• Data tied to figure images
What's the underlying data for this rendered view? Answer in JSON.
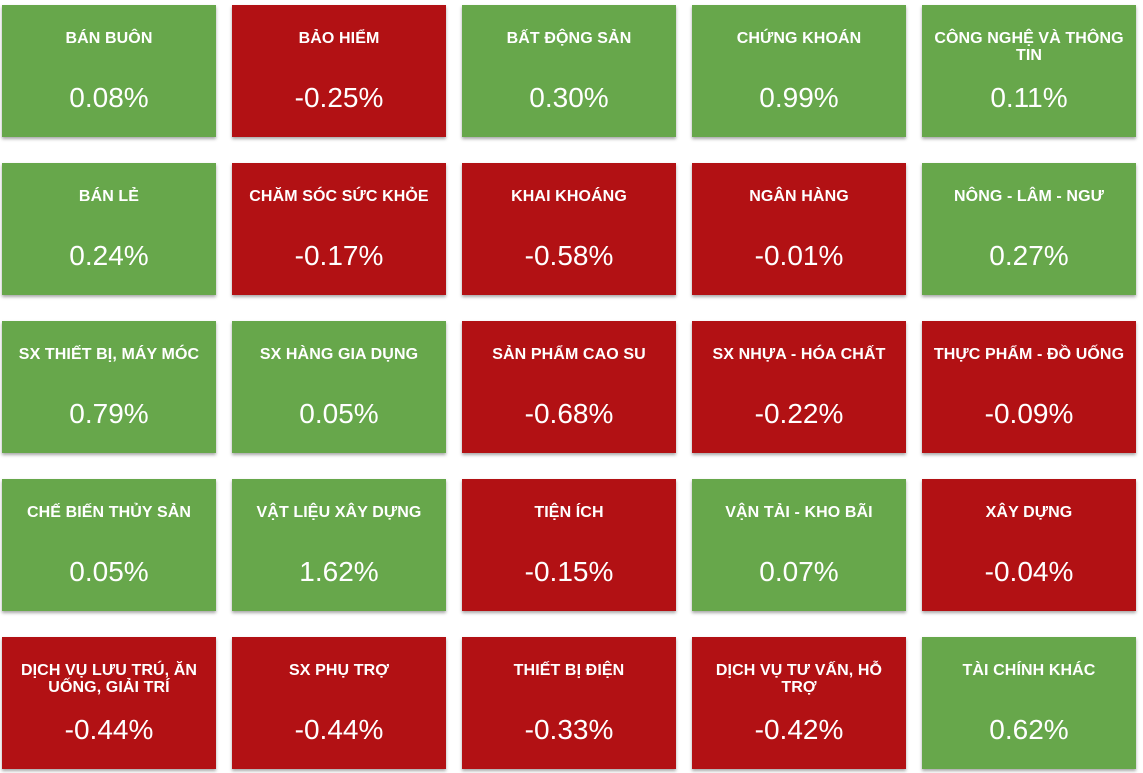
{
  "colors": {
    "positive": "#67a74b",
    "negative": "#b21114",
    "text": "#ffffff"
  },
  "sectors": [
    {
      "name": "BÁN BUÔN",
      "change": "0.08%"
    },
    {
      "name": "BẢO HIỂM",
      "change": "-0.25%"
    },
    {
      "name": "BẤT ĐỘNG SẢN",
      "change": "0.30%"
    },
    {
      "name": "CHỨNG KHOÁN",
      "change": "0.99%"
    },
    {
      "name": "CÔNG NGHỆ VÀ THÔNG TIN",
      "change": "0.11%"
    },
    {
      "name": "BÁN LẺ",
      "change": "0.24%"
    },
    {
      "name": "CHĂM SÓC SỨC KHỎE",
      "change": "-0.17%"
    },
    {
      "name": "KHAI KHOÁNG",
      "change": "-0.58%"
    },
    {
      "name": "NGÂN HÀNG",
      "change": "-0.01%"
    },
    {
      "name": "NÔNG - LÂM - NGƯ",
      "change": "0.27%"
    },
    {
      "name": "SX THIẾT BỊ, MÁY MÓC",
      "change": "0.79%"
    },
    {
      "name": "SX HÀNG GIA DỤNG",
      "change": "0.05%"
    },
    {
      "name": "SẢN PHẨM CAO SU",
      "change": "-0.68%"
    },
    {
      "name": "SX NHỰA - HÓA CHẤT",
      "change": "-0.22%"
    },
    {
      "name": "THỰC PHẨM - ĐỒ UỐNG",
      "change": "-0.09%"
    },
    {
      "name": "CHẾ BIẾN THỦY SẢN",
      "change": "0.05%"
    },
    {
      "name": "VẬT LIỆU XÂY DỰNG",
      "change": "1.62%"
    },
    {
      "name": "TIỆN ÍCH",
      "change": "-0.15%"
    },
    {
      "name": "VẬN TẢI - KHO BÃI",
      "change": "0.07%"
    },
    {
      "name": "XÂY DỰNG",
      "change": "-0.04%"
    },
    {
      "name": "DỊCH VỤ LƯU TRÚ, ĂN UỐNG, GIẢI TRÍ",
      "change": "-0.44%"
    },
    {
      "name": "SX PHỤ TRỢ",
      "change": "-0.44%"
    },
    {
      "name": "THIẾT BỊ ĐIỆN",
      "change": "-0.33%"
    },
    {
      "name": "DỊCH VỤ TƯ VẤN, HỖ TRỢ",
      "change": "-0.42%"
    },
    {
      "name": "TÀI CHÍNH KHÁC",
      "change": "0.62%"
    }
  ]
}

• What the task requires
Pull every line holding "THIẾT" out of the records.

• Problem solution
      "name": "SX THIẾT BỊ, MÁY MÓC",
      "name": "THIẾT BỊ ĐIỆN",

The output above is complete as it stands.